[GIVEN ENTRIES]:
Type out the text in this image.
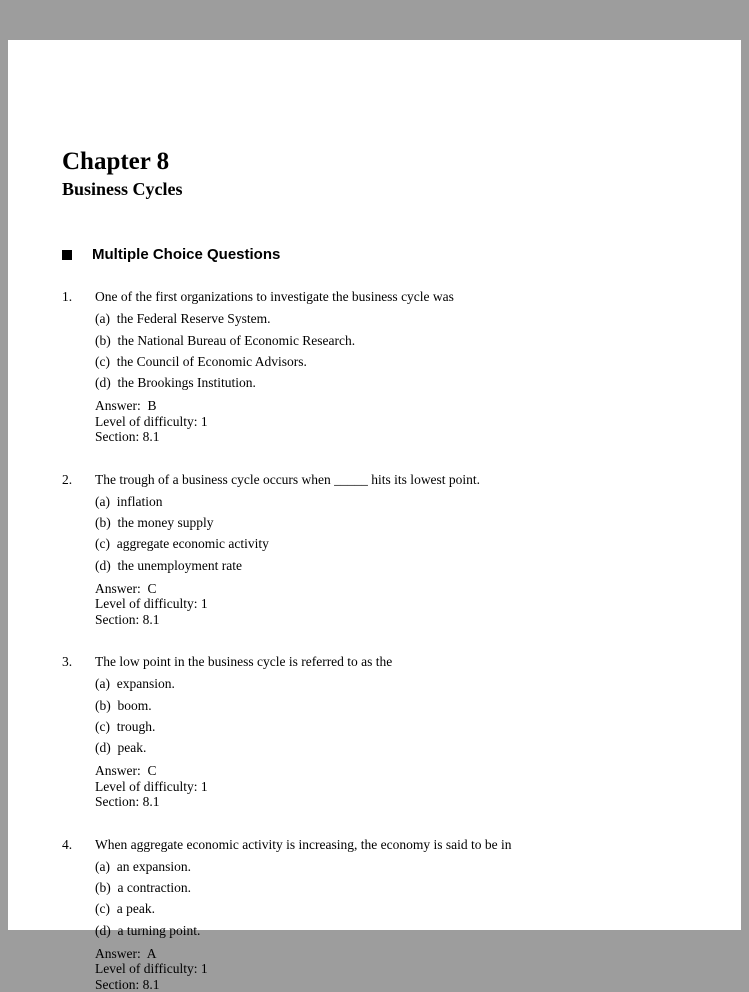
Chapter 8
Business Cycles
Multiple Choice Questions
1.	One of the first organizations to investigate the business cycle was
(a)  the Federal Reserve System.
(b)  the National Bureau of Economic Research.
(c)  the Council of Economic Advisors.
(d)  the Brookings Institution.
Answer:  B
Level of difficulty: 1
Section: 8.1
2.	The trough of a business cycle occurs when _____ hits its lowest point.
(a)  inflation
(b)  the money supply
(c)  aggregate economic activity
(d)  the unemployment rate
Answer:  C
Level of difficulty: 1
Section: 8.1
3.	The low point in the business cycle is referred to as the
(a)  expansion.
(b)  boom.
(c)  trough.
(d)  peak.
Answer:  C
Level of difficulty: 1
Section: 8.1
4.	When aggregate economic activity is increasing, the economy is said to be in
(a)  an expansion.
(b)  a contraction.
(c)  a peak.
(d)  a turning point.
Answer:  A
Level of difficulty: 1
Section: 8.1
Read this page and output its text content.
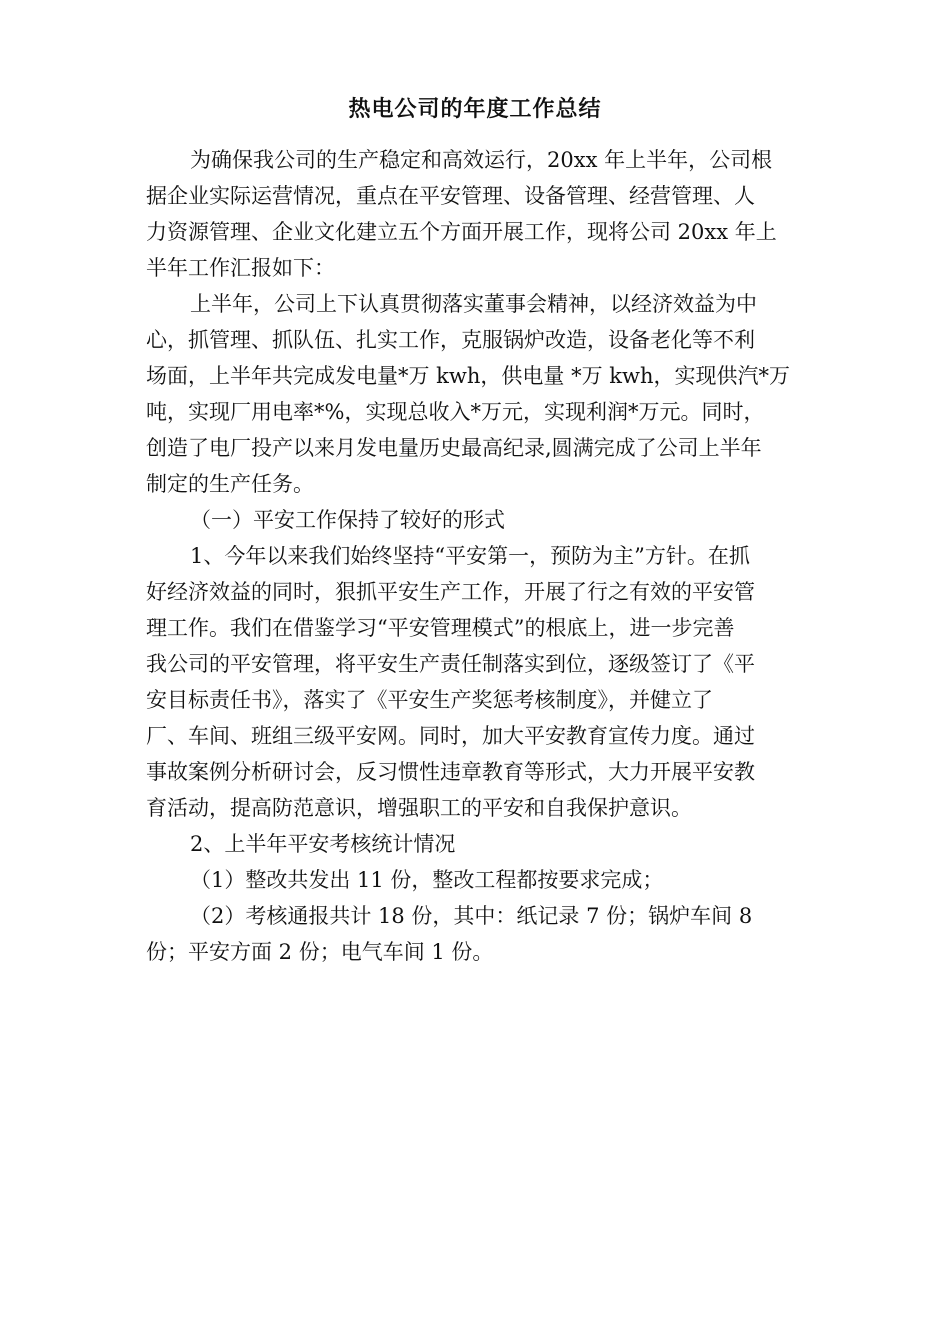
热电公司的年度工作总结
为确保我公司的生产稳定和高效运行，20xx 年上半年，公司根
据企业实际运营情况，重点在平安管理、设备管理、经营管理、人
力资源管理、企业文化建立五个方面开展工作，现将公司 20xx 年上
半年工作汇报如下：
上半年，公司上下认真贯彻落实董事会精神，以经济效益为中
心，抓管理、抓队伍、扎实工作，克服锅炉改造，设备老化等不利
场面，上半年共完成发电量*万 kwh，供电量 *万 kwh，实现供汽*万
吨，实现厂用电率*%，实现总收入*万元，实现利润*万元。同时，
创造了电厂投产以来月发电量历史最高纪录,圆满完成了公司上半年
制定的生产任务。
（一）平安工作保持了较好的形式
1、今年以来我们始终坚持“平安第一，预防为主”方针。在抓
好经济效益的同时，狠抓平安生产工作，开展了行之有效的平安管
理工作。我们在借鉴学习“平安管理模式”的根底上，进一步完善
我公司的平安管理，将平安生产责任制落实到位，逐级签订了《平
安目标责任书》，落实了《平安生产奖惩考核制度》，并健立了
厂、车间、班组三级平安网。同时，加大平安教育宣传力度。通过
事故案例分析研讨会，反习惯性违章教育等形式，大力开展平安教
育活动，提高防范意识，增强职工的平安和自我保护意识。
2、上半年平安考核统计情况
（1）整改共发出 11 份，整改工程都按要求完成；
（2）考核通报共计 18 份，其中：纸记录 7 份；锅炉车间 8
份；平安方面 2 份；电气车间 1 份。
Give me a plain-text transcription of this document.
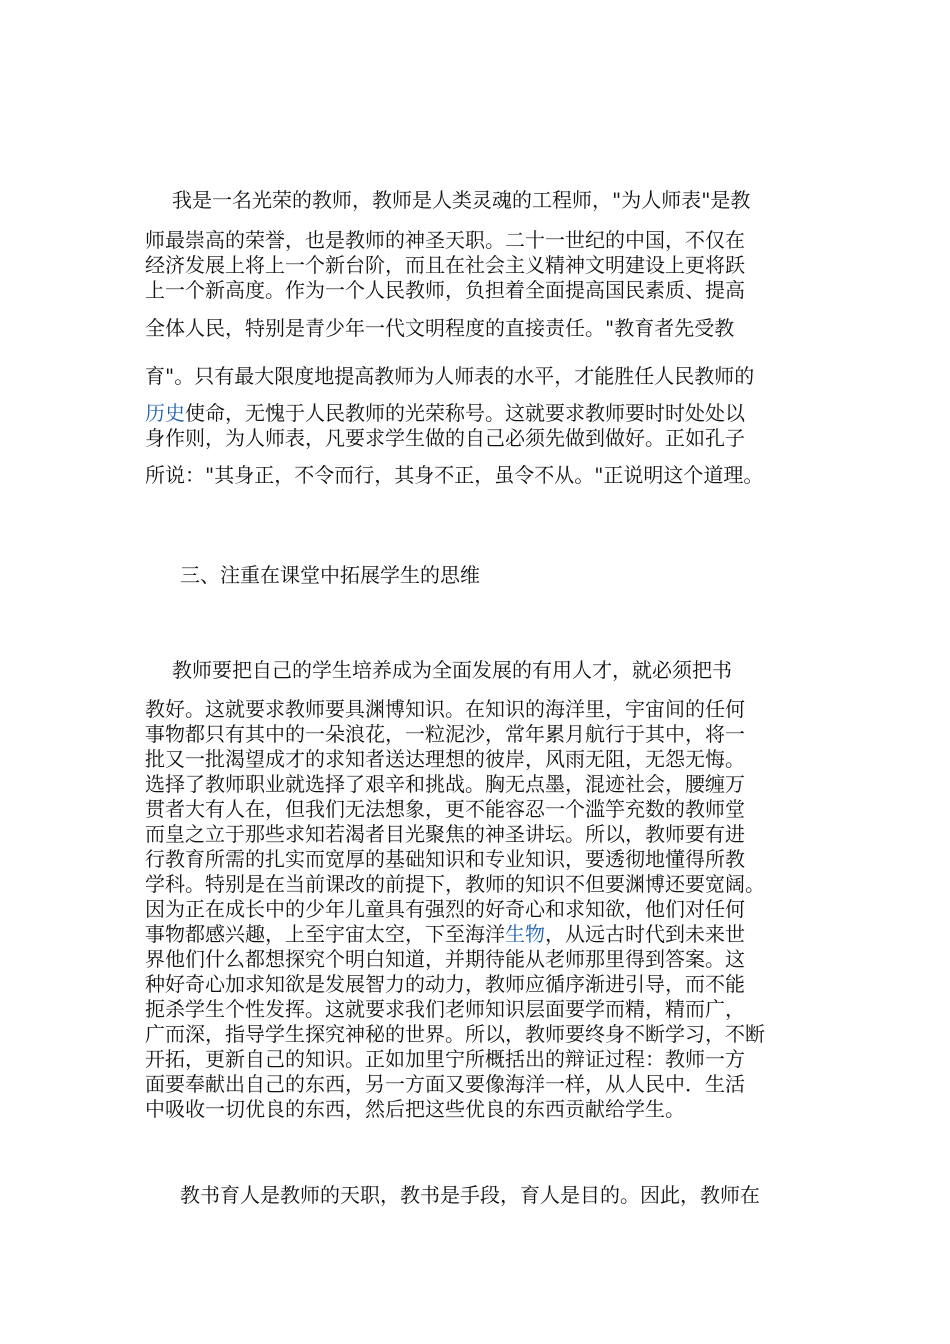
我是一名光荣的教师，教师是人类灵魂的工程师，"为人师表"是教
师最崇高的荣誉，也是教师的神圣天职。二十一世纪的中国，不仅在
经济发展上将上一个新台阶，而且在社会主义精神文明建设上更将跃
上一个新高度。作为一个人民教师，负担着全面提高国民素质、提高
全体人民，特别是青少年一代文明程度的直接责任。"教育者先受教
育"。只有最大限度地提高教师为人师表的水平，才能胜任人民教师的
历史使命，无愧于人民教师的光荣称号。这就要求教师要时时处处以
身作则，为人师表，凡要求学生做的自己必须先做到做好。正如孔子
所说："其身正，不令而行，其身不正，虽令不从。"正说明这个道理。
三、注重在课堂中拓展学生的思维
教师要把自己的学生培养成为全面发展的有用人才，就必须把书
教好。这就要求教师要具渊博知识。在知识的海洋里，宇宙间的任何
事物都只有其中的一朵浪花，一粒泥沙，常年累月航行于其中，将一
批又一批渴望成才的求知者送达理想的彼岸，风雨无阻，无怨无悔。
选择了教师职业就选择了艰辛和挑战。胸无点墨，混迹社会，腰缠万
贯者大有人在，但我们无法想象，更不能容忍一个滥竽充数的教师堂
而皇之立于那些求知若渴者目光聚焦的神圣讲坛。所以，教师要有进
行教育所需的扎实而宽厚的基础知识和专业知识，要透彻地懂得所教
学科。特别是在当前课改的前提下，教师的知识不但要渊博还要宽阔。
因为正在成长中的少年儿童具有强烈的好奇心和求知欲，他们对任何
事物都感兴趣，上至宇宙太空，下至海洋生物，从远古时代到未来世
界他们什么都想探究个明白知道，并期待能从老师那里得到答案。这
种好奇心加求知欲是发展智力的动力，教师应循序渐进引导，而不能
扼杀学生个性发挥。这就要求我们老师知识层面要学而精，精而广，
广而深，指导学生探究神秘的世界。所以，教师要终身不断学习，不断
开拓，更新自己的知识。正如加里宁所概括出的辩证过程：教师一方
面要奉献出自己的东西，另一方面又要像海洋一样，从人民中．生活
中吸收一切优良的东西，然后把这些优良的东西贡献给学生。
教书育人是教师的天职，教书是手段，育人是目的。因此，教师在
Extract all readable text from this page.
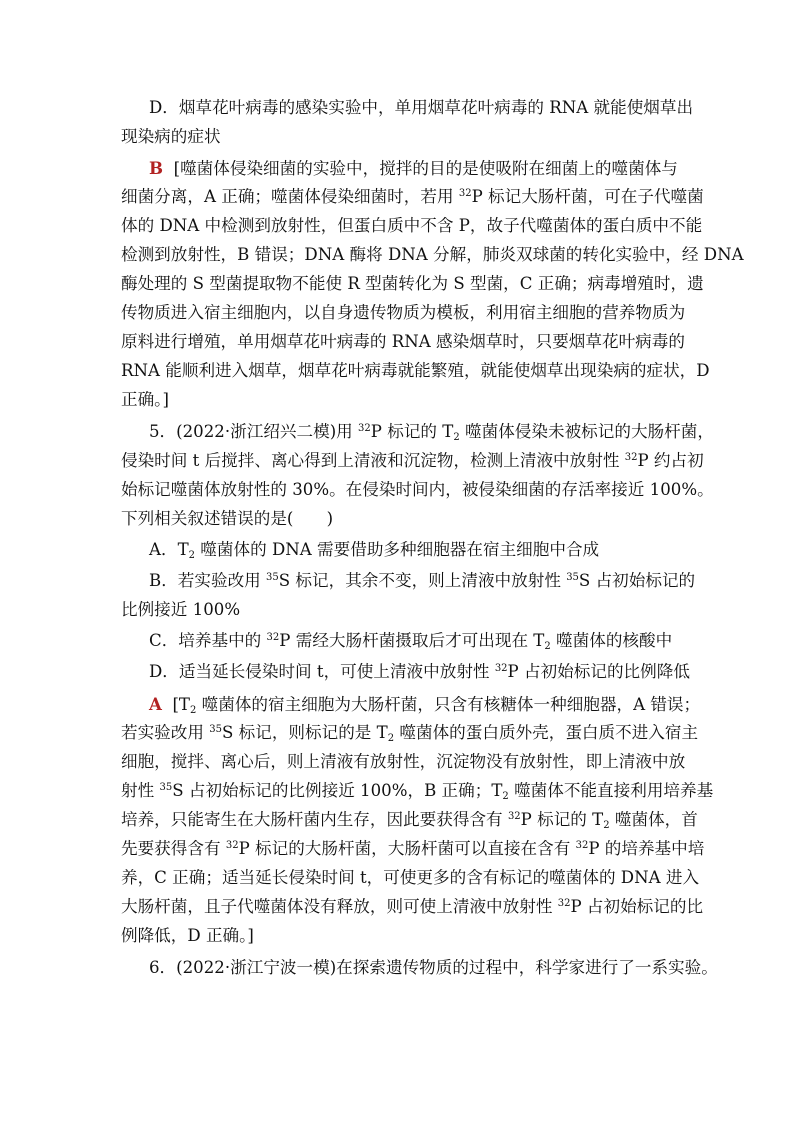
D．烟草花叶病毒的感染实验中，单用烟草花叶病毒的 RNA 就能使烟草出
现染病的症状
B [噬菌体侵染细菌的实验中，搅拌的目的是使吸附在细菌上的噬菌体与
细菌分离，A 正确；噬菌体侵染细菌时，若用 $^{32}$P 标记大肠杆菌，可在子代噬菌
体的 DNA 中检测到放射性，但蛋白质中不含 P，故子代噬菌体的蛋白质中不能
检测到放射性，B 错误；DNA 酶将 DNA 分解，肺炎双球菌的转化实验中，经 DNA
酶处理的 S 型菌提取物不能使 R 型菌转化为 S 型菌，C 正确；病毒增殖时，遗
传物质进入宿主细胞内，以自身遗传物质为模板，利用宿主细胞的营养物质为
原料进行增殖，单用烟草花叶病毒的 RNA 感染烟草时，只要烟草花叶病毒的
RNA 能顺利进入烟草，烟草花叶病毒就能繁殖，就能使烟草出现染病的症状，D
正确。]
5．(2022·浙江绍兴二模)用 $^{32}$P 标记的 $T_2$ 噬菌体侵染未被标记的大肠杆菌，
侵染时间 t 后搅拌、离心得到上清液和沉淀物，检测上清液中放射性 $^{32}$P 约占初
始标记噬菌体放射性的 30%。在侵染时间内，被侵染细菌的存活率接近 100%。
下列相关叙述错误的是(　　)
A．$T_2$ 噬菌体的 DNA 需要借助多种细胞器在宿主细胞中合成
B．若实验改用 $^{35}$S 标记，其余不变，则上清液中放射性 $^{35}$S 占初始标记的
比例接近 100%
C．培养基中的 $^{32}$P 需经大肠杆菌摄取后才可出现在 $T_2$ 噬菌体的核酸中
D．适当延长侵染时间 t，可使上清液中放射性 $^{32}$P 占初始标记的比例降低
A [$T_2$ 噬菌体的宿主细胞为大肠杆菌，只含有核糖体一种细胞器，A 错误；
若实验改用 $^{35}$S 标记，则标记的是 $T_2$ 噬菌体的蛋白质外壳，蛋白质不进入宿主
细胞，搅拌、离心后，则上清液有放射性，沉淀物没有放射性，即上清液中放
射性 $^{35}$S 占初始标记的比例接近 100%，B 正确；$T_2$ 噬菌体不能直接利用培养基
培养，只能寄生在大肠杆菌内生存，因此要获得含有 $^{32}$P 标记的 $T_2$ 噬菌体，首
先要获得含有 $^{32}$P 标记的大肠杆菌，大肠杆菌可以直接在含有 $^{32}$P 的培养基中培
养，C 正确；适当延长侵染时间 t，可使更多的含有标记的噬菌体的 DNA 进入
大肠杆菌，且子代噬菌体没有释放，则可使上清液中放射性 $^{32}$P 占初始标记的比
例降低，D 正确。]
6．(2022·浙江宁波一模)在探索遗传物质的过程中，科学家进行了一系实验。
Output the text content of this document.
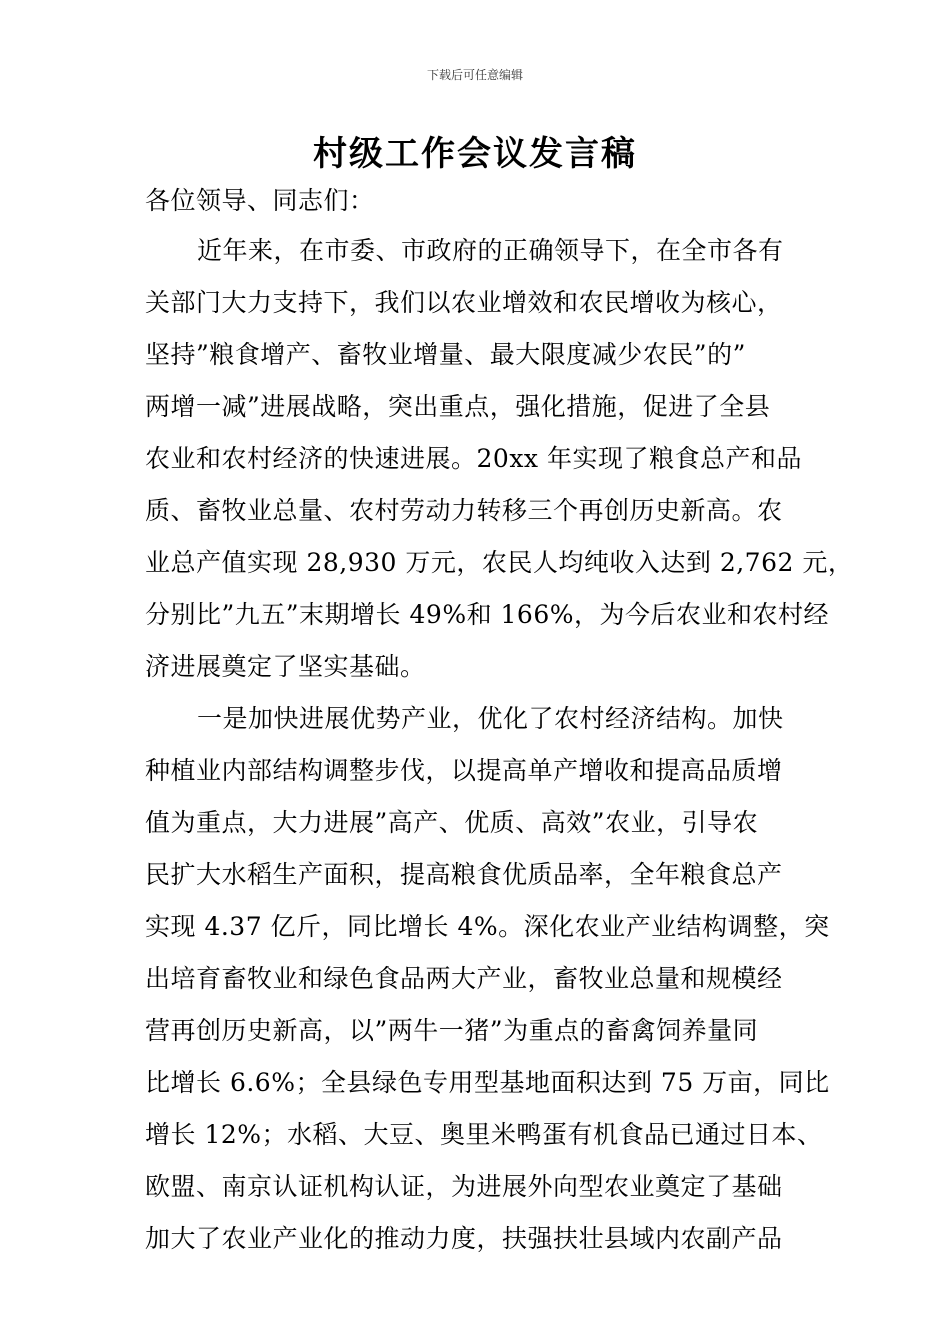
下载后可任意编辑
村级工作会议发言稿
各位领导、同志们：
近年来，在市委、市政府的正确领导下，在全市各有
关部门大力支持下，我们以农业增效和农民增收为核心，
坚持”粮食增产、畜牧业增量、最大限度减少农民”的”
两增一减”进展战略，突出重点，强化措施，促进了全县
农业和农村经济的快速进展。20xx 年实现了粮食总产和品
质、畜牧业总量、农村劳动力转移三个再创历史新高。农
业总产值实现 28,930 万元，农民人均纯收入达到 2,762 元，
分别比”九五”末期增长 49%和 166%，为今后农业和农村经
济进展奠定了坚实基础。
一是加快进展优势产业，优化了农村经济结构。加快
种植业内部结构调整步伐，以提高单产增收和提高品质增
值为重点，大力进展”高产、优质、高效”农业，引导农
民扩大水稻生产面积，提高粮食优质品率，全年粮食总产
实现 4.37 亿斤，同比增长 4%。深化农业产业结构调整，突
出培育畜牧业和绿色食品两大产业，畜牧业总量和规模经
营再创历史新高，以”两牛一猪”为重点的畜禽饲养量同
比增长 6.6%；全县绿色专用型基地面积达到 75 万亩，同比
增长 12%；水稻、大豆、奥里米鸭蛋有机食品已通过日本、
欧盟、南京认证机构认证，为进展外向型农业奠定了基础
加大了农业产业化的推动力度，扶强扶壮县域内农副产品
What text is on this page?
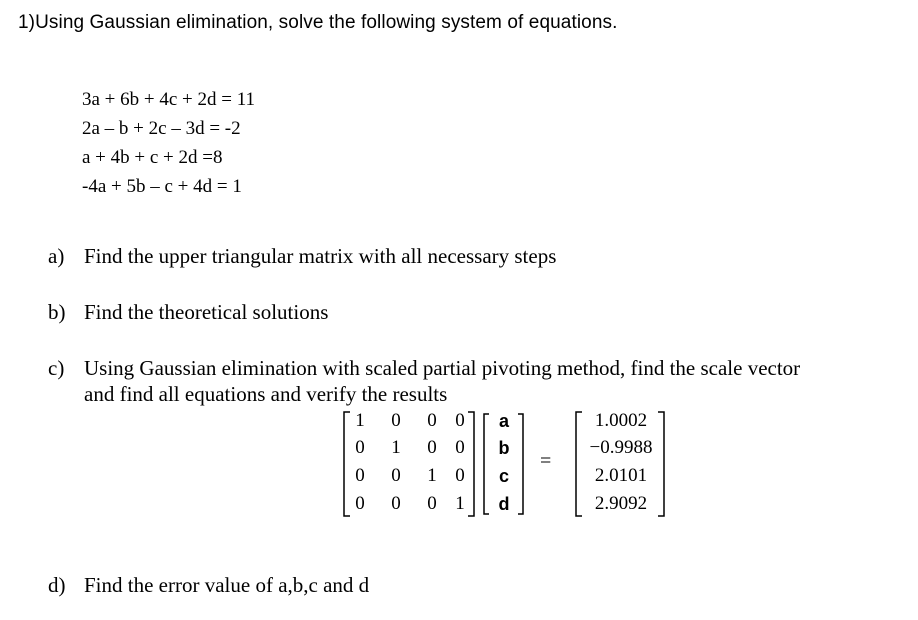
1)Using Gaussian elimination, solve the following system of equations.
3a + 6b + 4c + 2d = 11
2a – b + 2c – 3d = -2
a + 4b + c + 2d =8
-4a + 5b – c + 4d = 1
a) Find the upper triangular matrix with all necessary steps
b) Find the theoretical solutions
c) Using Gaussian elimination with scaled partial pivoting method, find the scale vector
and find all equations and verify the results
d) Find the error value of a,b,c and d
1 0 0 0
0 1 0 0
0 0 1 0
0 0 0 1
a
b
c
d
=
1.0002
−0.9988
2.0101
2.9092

[DO THIS]: Extract exactly the lines from the one containing "Output the text content of this document." through the last line of the records above, both included, and leave out the pictures.

[CORRECT RESPONSE]:
Output the text content of this document.
下载后可任意编辑
村级工作会议发言稿
各位领导、同志们：
近年来，在市委、市政府的正确领导下，在全市各有
关部门大力支持下，我们以农业增效和农民增收为核心，
坚持”粮食增产、畜牧业增量、最大限度减少农民”的”
两增一减”进展战略，突出重点，强化措施，促进了全县
农业和农村经济的快速进展。20xx 年实现了粮食总产和品
质、畜牧业总量、农村劳动力转移三个再创历史新高。农
业总产值实现 28,930 万元，农民人均纯收入达到 2,762 元，
分别比”九五”末期增长 49%和 166%，为今后农业和农村经
济进展奠定了坚实基础。
一是加快进展优势产业，优化了农村经济结构。加快
种植业内部结构调整步伐，以提高单产增收和提高品质增
值为重点，大力进展”高产、优质、高效”农业，引导农
民扩大水稻生产面积，提高粮食优质品率，全年粮食总产
实现 4.37 亿斤，同比增长 4%。深化农业产业结构调整，突
出培育畜牧业和绿色食品两大产业，畜牧业总量和规模经
营再创历史新高，以”两牛一猪”为重点的畜禽饲养量同
比增长 6.6%；全县绿色专用型基地面积达到 75 万亩，同比
增长 12%；水稻、大豆、奥里米鸭蛋有机食品已通过日本、
欧盟、南京认证机构认证，为进展外向型农业奠定了基础
加大了农业产业化的推动力度，扶强扶壮县域内农副产品
What text is on this page?
1)Using Gaussian elimination, solve the following system of equations.
3a + 6b + 4c + 2d = 11
2a – b + 2c – 3d = -2
a + 4b + c + 2d =8
-4a + 5b – c + 4d = 1
a) Find the upper triangular matrix with all necessary steps
b) Find the theoretical solutions
c) Using Gaussian elimination with scaled partial pivoting method, find the scale vector
and find all equations and verify the results
d) Find the error value of a,b,c and d
1 0 0 0
0 1 0 0
0 0 1 0
0 0 0 1
a
b
c
d
=
1.0002
−0.9988
2.0101
2.9092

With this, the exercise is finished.